■ **Given task**
Find and copy each line of the records where the string "score" shows up.

■ **Extracted data entries**

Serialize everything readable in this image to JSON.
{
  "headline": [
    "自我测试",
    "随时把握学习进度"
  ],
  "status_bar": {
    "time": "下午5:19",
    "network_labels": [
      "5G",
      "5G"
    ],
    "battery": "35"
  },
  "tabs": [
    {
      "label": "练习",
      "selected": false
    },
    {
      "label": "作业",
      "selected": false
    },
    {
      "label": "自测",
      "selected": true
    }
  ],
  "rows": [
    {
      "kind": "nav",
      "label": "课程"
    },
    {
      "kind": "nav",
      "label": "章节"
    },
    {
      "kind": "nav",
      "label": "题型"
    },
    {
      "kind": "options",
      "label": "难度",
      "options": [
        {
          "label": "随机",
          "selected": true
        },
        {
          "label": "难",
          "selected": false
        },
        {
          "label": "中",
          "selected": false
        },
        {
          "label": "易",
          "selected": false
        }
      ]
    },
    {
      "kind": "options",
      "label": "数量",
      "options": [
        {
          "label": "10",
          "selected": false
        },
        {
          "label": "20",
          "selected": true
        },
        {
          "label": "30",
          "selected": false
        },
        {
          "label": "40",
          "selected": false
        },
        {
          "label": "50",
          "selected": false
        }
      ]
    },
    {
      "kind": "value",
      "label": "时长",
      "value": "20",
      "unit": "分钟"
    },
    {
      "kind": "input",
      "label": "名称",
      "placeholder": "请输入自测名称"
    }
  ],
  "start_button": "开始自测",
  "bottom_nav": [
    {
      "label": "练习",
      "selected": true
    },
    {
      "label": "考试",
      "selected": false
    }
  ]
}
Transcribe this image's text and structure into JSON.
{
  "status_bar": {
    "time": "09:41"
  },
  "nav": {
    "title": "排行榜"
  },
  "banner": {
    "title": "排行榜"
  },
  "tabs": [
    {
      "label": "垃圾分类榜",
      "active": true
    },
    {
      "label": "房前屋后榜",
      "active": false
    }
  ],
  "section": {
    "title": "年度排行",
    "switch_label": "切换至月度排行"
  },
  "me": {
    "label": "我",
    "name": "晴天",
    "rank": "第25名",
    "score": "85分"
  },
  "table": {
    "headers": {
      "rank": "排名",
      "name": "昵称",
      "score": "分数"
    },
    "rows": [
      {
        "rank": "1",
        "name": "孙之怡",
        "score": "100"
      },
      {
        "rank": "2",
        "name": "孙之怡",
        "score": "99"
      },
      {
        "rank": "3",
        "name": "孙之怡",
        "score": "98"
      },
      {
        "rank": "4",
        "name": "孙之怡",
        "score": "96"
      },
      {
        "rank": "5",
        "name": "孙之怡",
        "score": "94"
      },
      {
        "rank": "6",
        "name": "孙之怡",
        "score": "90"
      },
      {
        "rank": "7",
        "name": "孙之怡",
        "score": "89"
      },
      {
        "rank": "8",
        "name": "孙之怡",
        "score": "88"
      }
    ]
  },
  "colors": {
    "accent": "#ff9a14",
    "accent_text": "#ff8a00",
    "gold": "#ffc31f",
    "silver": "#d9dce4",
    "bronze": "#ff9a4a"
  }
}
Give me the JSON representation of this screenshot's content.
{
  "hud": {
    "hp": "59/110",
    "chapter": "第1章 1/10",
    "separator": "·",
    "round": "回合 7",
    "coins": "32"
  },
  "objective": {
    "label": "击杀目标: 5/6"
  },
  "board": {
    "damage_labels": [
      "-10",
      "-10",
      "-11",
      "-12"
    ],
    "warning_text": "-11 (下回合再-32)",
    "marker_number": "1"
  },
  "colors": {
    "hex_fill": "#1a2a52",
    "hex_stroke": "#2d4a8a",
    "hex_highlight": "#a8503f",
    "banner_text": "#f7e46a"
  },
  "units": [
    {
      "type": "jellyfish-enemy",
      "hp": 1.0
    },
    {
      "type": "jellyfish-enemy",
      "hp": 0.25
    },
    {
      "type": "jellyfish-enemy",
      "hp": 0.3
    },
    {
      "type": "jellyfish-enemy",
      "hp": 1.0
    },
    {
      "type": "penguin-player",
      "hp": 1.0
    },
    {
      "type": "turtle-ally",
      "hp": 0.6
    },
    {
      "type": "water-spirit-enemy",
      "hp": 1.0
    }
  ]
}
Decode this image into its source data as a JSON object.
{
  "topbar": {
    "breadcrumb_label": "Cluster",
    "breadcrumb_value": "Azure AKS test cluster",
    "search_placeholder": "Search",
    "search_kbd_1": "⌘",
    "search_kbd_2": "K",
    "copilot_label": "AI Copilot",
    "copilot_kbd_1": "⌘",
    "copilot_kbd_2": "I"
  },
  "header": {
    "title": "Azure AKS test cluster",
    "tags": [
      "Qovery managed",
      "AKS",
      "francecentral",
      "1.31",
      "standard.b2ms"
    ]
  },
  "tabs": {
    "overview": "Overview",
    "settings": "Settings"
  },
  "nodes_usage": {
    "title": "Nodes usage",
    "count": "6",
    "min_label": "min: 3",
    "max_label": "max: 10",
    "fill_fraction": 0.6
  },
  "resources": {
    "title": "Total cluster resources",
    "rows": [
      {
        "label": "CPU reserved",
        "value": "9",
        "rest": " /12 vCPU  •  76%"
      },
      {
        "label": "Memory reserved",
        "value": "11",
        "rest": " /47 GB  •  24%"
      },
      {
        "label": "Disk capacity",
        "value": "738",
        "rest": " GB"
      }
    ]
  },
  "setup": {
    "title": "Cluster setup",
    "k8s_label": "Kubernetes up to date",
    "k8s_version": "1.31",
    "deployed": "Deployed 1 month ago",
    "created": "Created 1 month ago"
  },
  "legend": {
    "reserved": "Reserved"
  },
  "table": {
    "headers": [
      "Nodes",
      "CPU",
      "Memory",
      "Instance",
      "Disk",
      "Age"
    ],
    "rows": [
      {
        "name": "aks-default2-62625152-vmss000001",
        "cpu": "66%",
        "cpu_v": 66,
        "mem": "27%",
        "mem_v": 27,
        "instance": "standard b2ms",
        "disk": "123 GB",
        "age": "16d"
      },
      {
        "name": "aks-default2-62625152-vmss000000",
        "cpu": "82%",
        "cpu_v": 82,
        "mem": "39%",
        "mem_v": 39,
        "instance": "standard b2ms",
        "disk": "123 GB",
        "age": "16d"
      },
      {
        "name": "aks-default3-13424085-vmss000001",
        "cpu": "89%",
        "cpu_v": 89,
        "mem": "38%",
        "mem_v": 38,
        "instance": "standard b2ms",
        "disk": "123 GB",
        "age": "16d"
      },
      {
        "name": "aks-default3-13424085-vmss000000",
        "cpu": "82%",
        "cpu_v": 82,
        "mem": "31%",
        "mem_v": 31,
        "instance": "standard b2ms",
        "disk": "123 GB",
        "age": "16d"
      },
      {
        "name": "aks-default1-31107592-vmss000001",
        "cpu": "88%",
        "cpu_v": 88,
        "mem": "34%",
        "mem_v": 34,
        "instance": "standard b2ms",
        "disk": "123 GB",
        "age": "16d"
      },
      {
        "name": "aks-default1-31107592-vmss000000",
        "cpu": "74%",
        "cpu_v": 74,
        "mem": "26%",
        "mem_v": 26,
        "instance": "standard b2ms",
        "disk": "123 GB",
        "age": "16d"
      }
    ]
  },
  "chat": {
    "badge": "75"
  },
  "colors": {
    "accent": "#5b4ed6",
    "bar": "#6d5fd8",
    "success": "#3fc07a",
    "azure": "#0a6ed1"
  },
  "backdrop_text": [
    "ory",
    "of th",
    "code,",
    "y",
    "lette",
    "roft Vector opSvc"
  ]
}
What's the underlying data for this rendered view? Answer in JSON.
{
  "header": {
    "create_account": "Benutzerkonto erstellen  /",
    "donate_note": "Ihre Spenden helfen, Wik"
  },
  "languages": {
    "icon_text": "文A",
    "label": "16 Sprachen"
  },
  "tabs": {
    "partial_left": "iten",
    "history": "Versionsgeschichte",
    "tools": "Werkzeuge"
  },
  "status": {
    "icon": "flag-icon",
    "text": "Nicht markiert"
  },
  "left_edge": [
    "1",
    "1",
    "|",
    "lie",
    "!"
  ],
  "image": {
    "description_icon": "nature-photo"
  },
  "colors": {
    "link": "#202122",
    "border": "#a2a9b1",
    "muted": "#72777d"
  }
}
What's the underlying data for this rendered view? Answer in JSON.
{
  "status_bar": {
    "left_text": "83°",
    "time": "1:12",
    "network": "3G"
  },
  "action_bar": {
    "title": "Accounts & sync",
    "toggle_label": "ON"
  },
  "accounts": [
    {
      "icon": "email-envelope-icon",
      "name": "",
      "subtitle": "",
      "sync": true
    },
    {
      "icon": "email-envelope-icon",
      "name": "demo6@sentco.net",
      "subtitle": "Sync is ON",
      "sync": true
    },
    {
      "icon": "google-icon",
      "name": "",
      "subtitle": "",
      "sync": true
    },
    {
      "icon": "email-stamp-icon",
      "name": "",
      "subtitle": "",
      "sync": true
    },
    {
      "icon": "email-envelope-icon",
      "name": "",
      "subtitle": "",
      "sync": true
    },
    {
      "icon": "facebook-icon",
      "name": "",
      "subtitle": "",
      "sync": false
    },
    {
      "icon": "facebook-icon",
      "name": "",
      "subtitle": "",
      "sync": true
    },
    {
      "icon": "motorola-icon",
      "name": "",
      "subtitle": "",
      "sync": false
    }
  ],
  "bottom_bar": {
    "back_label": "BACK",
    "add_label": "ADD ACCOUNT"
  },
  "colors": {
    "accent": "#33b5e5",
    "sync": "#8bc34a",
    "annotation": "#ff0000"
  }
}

■ **Response to this task**
    "score": "85分"
      "score": "分数"
        "score": "100"
        "score": "99"
        "score": "98"
        "score": "96"
        "score": "94"
        "score": "90"
        "score": "89"
        "score": "88"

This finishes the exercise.